Records for processing Block Start

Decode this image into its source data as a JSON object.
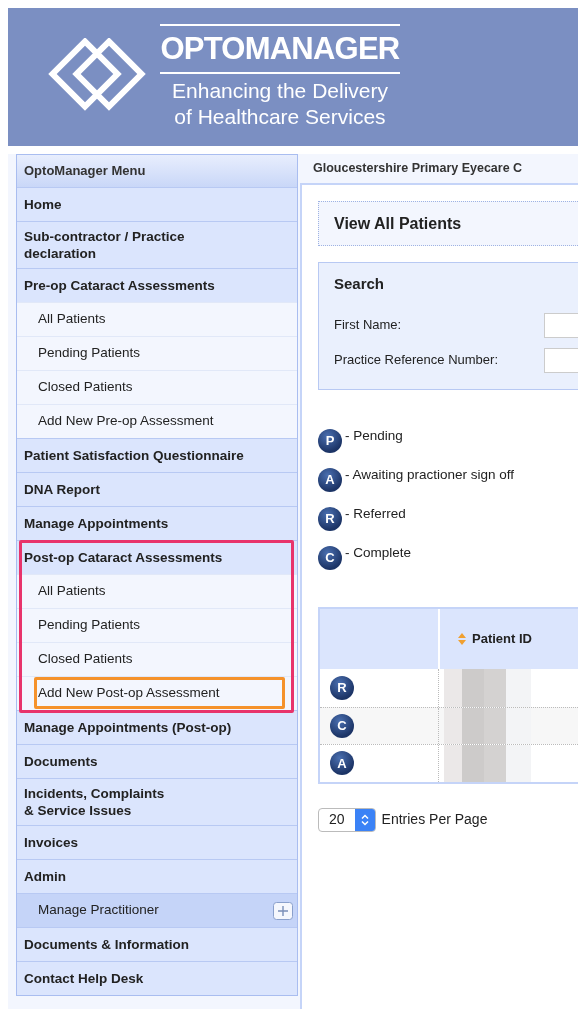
{
  "header": {
    "brand": "OPTOMANAGER",
    "tagline_lines": [
      "Enhancing the Delivery",
      "of Healthcare Services"
    ]
  },
  "menu": {
    "title": "OptoManager Menu",
    "sections": [
      {
        "label": "Home",
        "outlined": false
      },
      {
        "label": "Sub-contractor / Practice\ndeclaration",
        "outlined": false
      },
      {
        "label": "Pre-op Cataract Assessments",
        "outlined": false,
        "children": [
          {
            "label": "All Patients",
            "selected": false,
            "outlined": false
          },
          {
            "label": "Pending Patients",
            "selected": false,
            "outlined": false
          },
          {
            "label": "Closed Patients",
            "selected": false,
            "outlined": false
          },
          {
            "label": "Add New Pre-op Assessment",
            "selected": false,
            "outlined": false
          }
        ]
      },
      {
        "label": "Patient Satisfaction Questionnaire",
        "outlined": false
      },
      {
        "label": "DNA Report",
        "outlined": false
      },
      {
        "label": "Manage Appointments",
        "outlined": false
      },
      {
        "label": "Post-op Cataract Assessments",
        "outlined": true,
        "children": [
          {
            "label": "All Patients",
            "selected": false,
            "outlined": false
          },
          {
            "label": "Pending Patients",
            "selected": false,
            "outlined": false
          },
          {
            "label": "Closed Patients",
            "selected": false,
            "outlined": false
          },
          {
            "label": "Add New Post-op Assessment",
            "selected": false,
            "outlined": true
          }
        ]
      },
      {
        "label": "Manage Appointments (Post-op)",
        "outlined": false
      },
      {
        "label": "Documents",
        "outlined": false
      },
      {
        "label": "Incidents, Complaints\n& Service Issues",
        "outlined": false
      },
      {
        "label": "Invoices",
        "outlined": false
      },
      {
        "label": "Admin",
        "outlined": false,
        "children": [
          {
            "label": "Manage Practitioner",
            "selected": true,
            "outlined": false
          }
        ]
      },
      {
        "label": "Documents & Information",
        "outlined": false
      },
      {
        "label": "Contact Help Desk",
        "outlined": false
      }
    ]
  },
  "breadcrumb": "Gloucestershire Primary Eyecare C",
  "page_title": "View All Patients",
  "search": {
    "title": "Search",
    "fields": [
      {
        "label": "First Name:"
      },
      {
        "label": "Practice Reference Number:"
      }
    ]
  },
  "legend": [
    {
      "letter": "P",
      "label": "- Pending"
    },
    {
      "letter": "A",
      "label": "- Awaiting practioner sign off"
    },
    {
      "letter": "R",
      "label": "- Referred"
    },
    {
      "letter": "C",
      "label": "- Complete"
    }
  ],
  "table": {
    "columns": [
      {
        "label": "Patient ID",
        "sortable": true
      }
    ],
    "rows": [
      {
        "status": "R"
      },
      {
        "status": "C"
      },
      {
        "status": "A"
      }
    ]
  },
  "paging": {
    "value": "20",
    "label": "Entries Per Page"
  }
}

Records for processing Block End

- _Your task_: Please return each line of the data above in which the word "Practice" occurs.

- _Your solution_:
        "label": "Sub-contractor / Practice\ndeclaration",
        "label": "Practice Reference Number:"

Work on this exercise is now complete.